*Task*
Isolate every line in the records below with "Marking" in it.

The data Start Marker

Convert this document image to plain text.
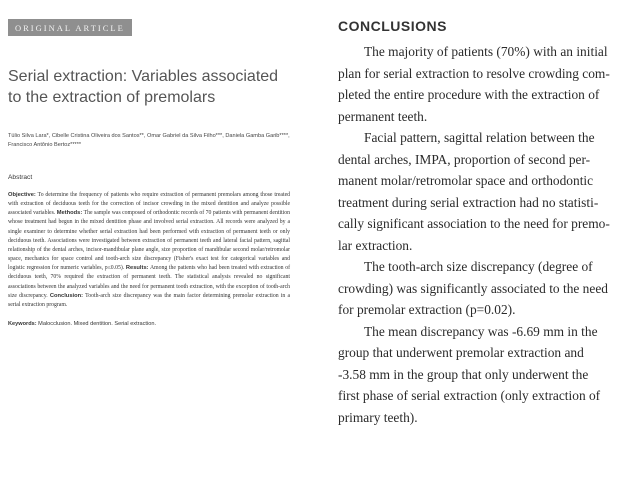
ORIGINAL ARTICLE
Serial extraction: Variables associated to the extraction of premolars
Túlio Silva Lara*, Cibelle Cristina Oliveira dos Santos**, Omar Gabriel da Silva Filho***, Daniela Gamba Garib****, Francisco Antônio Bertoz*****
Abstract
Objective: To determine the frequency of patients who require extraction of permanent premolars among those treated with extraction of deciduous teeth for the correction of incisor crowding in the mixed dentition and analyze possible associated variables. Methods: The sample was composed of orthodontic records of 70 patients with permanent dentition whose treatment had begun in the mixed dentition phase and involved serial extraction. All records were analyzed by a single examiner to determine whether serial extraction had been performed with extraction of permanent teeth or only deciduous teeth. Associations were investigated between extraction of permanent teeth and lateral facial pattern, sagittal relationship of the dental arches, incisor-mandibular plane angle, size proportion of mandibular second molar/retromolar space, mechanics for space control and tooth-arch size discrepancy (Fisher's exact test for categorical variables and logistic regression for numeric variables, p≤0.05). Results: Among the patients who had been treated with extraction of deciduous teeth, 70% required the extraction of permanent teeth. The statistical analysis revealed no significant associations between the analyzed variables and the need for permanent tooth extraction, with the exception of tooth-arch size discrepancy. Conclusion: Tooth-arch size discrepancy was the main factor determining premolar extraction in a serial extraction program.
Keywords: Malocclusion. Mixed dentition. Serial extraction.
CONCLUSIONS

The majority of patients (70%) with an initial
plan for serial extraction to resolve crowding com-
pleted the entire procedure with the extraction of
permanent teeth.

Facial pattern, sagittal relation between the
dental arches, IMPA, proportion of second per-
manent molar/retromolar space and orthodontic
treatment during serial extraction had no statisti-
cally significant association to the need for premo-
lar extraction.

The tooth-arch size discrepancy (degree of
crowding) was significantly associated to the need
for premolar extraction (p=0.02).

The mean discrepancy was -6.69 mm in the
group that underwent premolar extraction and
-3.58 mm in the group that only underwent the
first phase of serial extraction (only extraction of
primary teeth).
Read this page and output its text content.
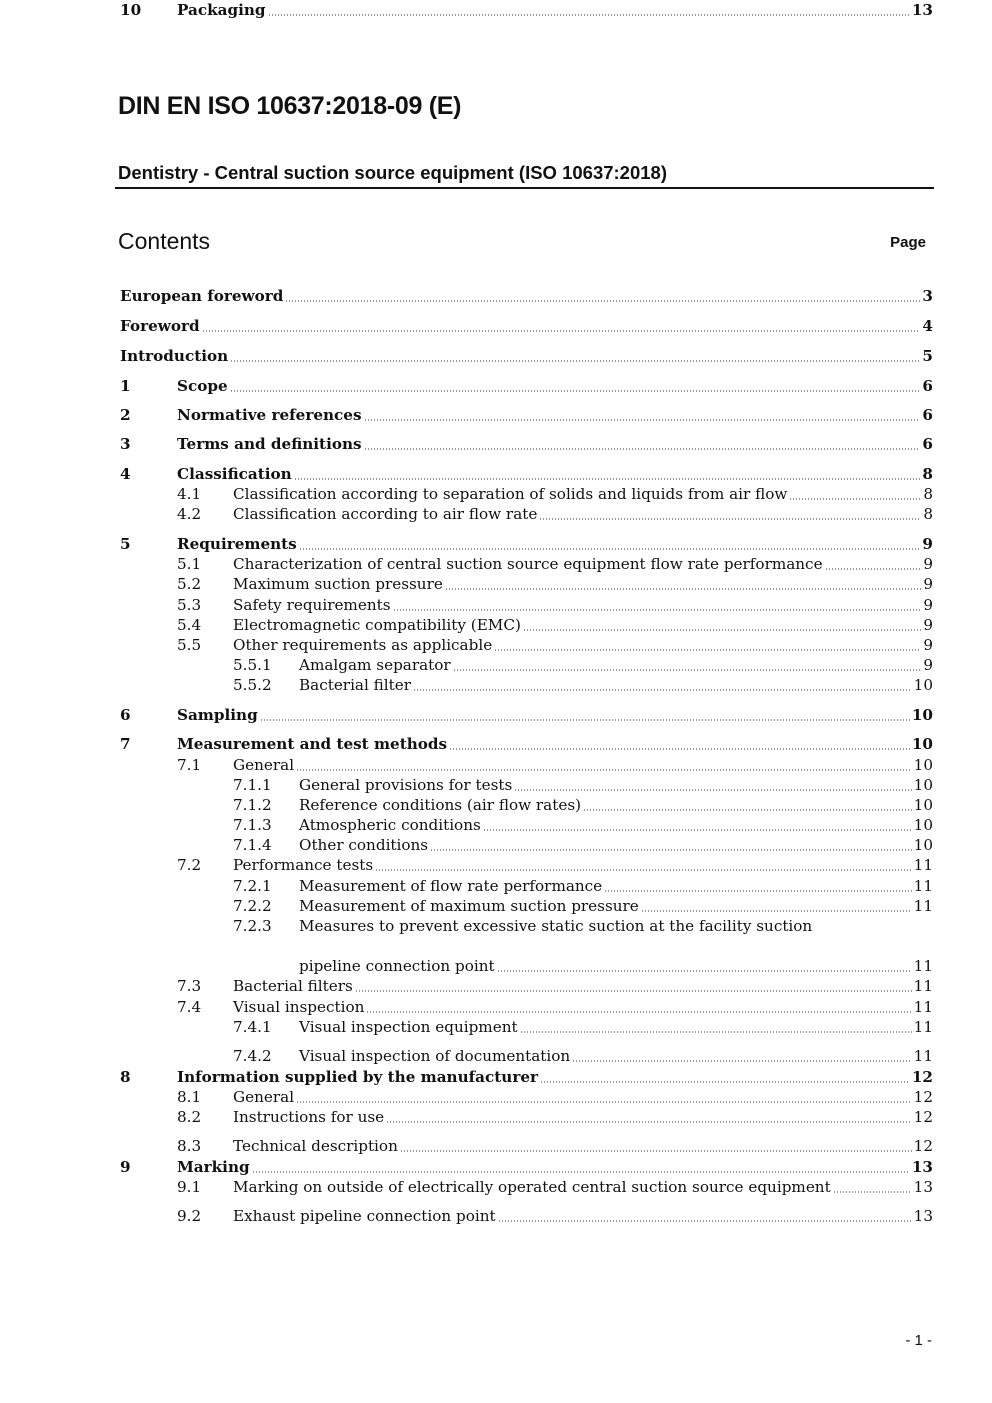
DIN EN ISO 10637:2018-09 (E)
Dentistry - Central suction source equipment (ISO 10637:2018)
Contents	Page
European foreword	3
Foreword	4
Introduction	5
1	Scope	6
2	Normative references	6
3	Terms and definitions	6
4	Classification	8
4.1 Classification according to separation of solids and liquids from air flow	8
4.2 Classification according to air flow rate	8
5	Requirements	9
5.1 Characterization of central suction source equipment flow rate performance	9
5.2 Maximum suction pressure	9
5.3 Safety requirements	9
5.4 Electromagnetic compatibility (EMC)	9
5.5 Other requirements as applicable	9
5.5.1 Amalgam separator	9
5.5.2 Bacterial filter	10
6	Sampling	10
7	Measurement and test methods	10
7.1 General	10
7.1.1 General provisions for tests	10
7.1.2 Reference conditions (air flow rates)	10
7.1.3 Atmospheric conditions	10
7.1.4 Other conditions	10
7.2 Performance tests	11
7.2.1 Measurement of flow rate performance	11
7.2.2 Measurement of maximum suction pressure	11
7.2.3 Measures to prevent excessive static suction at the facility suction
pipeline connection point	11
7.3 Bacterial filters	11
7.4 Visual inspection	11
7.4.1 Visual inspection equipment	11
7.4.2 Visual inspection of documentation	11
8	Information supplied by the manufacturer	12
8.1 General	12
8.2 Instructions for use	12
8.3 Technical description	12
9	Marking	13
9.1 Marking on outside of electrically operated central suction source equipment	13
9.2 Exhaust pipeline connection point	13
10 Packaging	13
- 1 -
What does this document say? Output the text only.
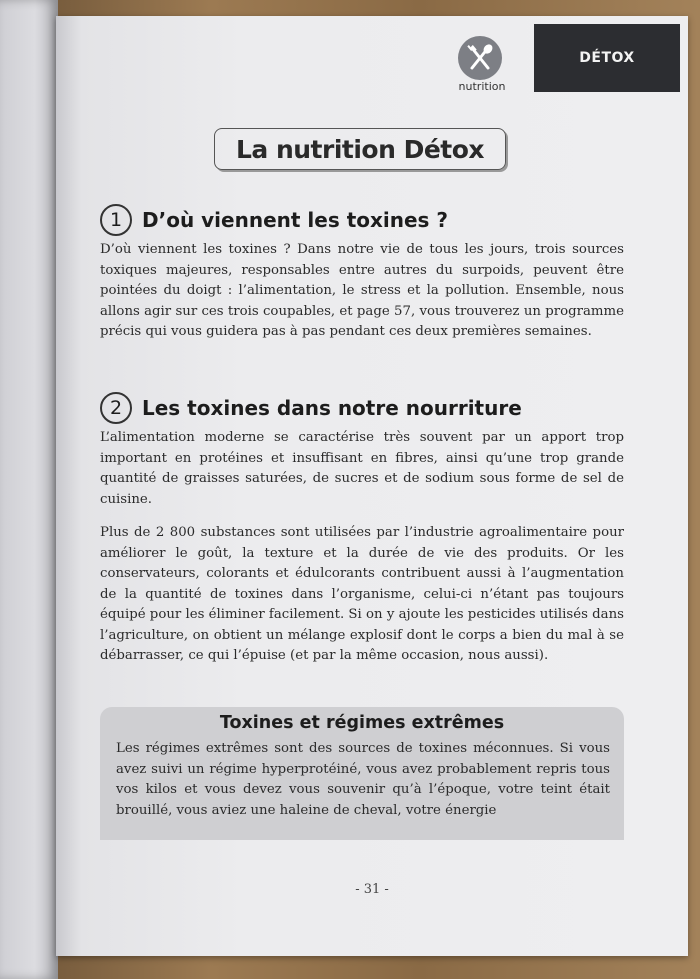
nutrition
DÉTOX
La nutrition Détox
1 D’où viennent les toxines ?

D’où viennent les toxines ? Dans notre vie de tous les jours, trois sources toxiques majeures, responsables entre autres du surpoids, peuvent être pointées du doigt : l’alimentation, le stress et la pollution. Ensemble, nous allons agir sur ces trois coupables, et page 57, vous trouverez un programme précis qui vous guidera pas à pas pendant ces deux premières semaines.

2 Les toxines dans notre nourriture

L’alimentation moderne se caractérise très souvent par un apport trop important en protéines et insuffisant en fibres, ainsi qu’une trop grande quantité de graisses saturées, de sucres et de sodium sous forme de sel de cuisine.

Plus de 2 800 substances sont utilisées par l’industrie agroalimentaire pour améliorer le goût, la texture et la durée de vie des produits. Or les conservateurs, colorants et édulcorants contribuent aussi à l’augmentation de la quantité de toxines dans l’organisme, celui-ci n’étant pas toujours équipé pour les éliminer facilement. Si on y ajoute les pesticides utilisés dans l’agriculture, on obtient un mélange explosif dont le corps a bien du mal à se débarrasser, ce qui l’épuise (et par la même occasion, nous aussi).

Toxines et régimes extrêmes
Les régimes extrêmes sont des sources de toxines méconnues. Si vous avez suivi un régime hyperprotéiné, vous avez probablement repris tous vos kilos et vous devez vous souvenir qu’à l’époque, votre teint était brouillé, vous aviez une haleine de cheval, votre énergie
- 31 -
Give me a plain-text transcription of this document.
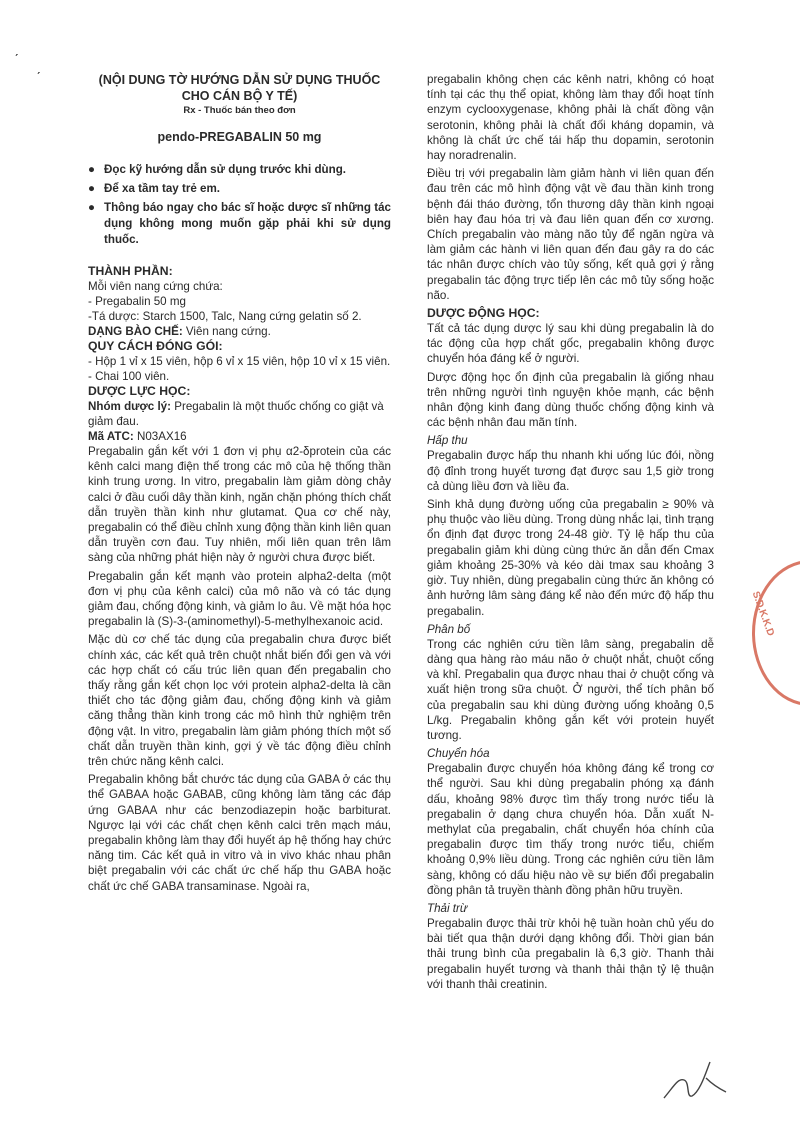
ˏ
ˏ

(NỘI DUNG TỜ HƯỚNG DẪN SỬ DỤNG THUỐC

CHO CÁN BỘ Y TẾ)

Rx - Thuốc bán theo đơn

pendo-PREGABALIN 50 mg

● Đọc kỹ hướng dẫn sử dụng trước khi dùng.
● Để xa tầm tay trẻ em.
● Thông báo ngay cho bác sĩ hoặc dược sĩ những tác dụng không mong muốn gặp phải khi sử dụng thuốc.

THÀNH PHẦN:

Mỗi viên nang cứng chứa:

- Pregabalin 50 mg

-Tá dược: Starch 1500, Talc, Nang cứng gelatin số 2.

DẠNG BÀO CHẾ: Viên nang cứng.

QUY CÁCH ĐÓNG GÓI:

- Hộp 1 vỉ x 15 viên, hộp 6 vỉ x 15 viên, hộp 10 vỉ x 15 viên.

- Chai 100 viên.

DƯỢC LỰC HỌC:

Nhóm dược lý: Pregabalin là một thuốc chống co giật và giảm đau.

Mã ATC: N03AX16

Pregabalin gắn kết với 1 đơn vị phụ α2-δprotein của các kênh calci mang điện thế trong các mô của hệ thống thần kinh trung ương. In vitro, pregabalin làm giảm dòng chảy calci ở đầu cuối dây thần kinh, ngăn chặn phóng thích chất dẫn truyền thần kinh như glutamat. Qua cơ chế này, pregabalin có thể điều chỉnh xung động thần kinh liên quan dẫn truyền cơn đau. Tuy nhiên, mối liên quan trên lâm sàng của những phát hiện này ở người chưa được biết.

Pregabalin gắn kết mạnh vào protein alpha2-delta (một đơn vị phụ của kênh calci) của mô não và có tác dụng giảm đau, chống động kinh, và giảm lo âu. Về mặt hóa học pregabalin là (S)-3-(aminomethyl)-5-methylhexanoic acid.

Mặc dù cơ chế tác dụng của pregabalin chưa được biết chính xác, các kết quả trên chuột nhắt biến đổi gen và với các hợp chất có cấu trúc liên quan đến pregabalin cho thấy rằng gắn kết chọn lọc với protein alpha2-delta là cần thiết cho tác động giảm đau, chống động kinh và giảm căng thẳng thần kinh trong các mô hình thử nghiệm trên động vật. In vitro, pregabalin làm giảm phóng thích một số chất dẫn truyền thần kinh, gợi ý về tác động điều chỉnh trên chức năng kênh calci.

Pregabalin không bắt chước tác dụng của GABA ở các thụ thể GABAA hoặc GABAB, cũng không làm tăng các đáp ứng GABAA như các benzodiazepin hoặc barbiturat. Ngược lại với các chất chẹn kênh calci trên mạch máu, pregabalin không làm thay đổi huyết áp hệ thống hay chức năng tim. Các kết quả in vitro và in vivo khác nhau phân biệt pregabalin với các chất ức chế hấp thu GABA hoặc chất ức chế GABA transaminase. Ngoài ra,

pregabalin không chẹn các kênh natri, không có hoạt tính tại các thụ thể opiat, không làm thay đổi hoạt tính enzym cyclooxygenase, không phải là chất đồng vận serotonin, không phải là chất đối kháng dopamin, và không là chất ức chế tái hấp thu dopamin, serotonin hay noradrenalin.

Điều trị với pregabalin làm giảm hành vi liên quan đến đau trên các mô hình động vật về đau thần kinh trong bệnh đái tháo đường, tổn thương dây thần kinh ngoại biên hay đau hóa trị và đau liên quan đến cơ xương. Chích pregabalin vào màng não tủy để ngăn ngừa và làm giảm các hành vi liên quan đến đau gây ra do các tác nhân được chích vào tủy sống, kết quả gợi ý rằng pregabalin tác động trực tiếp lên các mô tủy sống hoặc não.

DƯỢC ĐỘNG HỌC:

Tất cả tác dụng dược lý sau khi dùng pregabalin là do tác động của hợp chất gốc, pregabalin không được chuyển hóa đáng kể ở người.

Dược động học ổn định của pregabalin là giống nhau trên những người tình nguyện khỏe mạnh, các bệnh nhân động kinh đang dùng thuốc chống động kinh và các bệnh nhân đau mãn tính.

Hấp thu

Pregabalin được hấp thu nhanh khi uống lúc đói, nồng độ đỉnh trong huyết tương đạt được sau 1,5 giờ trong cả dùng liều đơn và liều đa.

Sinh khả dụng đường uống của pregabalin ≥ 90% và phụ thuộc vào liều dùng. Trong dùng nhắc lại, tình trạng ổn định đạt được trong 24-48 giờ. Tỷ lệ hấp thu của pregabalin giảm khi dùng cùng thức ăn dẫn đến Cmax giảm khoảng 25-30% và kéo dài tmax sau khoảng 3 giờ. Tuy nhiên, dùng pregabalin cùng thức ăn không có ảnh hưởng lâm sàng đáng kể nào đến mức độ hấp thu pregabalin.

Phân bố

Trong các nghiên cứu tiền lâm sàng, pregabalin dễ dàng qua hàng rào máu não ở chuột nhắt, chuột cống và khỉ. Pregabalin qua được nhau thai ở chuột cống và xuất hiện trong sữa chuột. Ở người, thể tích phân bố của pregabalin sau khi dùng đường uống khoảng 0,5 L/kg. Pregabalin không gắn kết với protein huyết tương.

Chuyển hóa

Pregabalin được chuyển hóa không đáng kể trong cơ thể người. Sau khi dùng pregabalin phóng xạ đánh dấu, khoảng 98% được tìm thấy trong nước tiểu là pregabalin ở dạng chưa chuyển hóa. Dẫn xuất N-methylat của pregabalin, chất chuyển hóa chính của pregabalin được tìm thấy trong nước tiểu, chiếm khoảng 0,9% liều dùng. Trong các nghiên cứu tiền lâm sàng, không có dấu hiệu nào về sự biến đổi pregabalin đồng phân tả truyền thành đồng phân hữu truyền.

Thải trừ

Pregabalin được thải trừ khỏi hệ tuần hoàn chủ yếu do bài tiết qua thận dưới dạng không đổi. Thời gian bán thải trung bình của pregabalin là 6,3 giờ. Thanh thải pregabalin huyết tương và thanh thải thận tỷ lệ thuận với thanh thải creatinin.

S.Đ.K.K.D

The data End Marker

*Response to the task*
9	Marking	13
9.1 Marking on outside of electrically operated central suction source equipment	13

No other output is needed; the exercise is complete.